Stored dataset items
------------------------------------

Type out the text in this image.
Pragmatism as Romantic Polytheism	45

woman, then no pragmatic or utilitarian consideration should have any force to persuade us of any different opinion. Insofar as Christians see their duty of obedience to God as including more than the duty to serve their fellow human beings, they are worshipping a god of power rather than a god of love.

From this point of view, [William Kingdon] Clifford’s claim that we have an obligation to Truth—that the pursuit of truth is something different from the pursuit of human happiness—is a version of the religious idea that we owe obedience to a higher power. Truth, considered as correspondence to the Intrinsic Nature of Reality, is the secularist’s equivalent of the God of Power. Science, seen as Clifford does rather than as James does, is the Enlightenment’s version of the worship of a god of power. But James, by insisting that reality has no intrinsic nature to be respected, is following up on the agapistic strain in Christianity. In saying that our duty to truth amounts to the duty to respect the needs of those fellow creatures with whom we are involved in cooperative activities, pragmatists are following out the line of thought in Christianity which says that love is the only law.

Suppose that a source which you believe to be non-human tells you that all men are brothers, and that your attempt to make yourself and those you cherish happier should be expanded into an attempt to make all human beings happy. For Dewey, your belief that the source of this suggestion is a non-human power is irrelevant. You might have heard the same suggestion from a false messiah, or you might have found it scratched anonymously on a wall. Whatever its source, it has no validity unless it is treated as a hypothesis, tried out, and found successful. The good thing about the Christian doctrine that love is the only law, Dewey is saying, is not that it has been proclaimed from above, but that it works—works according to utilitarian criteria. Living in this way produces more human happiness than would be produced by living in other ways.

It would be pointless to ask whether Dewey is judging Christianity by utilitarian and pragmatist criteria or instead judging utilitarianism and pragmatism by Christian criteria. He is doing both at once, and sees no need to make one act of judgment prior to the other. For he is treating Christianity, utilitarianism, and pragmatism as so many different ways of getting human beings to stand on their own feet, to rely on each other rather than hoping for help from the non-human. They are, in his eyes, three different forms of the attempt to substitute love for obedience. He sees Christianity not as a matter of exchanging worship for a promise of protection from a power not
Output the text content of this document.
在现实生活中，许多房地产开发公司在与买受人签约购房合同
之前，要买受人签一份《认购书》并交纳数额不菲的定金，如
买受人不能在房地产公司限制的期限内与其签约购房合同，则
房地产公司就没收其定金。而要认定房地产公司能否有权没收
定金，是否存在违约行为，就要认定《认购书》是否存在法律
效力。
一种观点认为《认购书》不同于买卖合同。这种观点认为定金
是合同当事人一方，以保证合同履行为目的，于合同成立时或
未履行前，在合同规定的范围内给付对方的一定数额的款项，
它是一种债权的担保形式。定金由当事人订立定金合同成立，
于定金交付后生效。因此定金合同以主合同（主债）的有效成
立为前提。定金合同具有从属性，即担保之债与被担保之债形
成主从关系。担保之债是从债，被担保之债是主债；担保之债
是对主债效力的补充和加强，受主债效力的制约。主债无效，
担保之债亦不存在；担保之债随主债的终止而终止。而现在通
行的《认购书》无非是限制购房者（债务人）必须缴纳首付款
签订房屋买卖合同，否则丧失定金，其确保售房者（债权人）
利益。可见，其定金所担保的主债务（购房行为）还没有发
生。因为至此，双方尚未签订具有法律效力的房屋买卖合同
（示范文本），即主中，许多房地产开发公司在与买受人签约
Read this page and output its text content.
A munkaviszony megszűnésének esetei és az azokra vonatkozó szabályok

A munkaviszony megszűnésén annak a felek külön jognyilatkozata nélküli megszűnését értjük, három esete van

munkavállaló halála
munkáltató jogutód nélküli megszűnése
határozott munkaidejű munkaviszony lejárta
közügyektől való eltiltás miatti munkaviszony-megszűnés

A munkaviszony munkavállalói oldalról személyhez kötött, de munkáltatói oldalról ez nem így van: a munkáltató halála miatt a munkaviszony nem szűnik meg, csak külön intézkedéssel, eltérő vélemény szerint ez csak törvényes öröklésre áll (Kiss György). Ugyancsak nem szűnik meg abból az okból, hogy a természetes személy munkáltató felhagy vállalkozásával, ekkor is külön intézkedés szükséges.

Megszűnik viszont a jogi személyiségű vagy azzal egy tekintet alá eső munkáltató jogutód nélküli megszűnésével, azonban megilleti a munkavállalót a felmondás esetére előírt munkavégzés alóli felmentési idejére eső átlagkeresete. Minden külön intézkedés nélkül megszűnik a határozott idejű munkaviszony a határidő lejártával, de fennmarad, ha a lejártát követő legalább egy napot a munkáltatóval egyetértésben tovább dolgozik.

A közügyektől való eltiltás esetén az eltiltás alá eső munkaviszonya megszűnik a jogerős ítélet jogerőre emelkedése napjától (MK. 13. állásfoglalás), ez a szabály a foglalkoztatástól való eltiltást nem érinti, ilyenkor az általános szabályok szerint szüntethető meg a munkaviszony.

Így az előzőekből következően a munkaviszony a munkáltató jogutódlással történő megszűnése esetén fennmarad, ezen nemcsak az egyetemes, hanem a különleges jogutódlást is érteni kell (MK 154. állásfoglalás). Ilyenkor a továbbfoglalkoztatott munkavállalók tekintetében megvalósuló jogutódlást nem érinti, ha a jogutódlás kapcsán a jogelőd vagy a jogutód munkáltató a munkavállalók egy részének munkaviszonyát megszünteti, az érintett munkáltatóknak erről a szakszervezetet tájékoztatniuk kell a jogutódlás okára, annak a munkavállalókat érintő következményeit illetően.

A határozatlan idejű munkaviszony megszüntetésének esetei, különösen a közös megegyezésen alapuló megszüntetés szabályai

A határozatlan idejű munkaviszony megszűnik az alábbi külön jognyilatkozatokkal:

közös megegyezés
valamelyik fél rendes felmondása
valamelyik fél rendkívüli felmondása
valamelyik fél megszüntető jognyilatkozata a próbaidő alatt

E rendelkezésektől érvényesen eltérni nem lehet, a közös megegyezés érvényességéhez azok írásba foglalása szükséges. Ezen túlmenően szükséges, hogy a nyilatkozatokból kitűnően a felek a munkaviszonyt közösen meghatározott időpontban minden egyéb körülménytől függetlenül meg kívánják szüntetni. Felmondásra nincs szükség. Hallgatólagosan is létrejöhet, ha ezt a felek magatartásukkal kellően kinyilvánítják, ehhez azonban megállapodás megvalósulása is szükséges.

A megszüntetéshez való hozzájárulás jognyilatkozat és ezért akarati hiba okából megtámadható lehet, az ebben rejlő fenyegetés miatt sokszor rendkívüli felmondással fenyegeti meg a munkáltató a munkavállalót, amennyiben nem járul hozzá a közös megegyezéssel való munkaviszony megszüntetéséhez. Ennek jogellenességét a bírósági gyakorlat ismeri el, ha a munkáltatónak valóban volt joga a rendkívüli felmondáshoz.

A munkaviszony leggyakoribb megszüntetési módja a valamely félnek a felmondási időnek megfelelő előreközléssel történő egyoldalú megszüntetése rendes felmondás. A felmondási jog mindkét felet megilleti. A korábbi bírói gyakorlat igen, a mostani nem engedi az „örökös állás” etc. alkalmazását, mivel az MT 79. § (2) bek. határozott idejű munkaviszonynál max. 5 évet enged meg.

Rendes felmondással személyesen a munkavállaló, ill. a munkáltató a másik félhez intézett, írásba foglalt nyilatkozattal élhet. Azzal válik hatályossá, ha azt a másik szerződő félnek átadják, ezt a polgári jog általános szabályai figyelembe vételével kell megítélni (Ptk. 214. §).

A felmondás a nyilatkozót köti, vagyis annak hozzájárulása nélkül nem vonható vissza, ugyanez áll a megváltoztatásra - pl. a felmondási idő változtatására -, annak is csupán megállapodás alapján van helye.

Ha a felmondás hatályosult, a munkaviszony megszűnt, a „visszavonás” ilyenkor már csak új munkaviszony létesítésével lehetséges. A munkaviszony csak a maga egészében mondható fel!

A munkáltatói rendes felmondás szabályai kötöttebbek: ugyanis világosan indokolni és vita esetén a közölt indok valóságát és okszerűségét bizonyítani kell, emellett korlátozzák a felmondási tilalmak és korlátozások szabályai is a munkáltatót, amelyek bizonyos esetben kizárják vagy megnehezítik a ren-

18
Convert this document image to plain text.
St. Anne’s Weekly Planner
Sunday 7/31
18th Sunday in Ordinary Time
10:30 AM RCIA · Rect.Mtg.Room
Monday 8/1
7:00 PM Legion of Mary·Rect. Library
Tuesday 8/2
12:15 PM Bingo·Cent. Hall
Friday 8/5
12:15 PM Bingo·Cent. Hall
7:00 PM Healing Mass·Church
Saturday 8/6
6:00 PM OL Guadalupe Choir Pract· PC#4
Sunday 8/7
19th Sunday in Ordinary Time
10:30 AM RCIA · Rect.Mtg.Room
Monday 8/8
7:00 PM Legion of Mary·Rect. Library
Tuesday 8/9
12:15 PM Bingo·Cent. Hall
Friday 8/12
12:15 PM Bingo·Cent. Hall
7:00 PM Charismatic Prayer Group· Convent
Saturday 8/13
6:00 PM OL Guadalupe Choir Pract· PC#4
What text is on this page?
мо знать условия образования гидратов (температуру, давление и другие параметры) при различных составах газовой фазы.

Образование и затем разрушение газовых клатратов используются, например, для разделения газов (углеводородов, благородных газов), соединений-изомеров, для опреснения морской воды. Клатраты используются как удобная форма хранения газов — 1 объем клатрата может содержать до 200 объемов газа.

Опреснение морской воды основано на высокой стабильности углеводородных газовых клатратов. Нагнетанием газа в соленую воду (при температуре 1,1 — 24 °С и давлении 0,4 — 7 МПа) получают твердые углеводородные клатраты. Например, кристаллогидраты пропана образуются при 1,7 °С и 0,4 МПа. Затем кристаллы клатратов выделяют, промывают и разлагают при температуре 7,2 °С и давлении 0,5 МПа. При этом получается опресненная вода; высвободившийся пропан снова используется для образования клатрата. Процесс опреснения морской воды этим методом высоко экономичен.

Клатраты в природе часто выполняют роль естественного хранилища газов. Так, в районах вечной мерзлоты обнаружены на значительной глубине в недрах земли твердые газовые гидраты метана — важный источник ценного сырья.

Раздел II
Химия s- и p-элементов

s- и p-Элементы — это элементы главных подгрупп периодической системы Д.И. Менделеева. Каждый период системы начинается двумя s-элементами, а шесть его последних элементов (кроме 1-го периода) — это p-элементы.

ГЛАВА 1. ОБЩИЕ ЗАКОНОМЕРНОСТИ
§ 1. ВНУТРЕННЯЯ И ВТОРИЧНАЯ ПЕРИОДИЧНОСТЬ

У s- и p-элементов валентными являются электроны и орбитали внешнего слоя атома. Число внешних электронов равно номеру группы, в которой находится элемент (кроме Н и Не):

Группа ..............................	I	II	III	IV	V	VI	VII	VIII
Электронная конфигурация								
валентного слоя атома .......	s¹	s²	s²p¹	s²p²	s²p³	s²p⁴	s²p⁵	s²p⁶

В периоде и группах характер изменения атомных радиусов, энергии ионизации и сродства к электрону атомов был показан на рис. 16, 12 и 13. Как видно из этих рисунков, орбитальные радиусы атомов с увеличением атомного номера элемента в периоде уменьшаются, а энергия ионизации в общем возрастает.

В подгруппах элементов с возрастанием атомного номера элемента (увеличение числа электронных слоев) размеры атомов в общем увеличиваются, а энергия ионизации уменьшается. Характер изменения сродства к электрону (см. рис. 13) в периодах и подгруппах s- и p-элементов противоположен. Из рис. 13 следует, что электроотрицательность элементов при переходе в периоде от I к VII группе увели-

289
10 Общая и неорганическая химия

------------------------------------

Stated problem
In the entries above, find every line holding the word "felmondása" and copy it out.

Problem solution
valamelyik fél rendes felmondása
valamelyik fél rendkívüli felmondása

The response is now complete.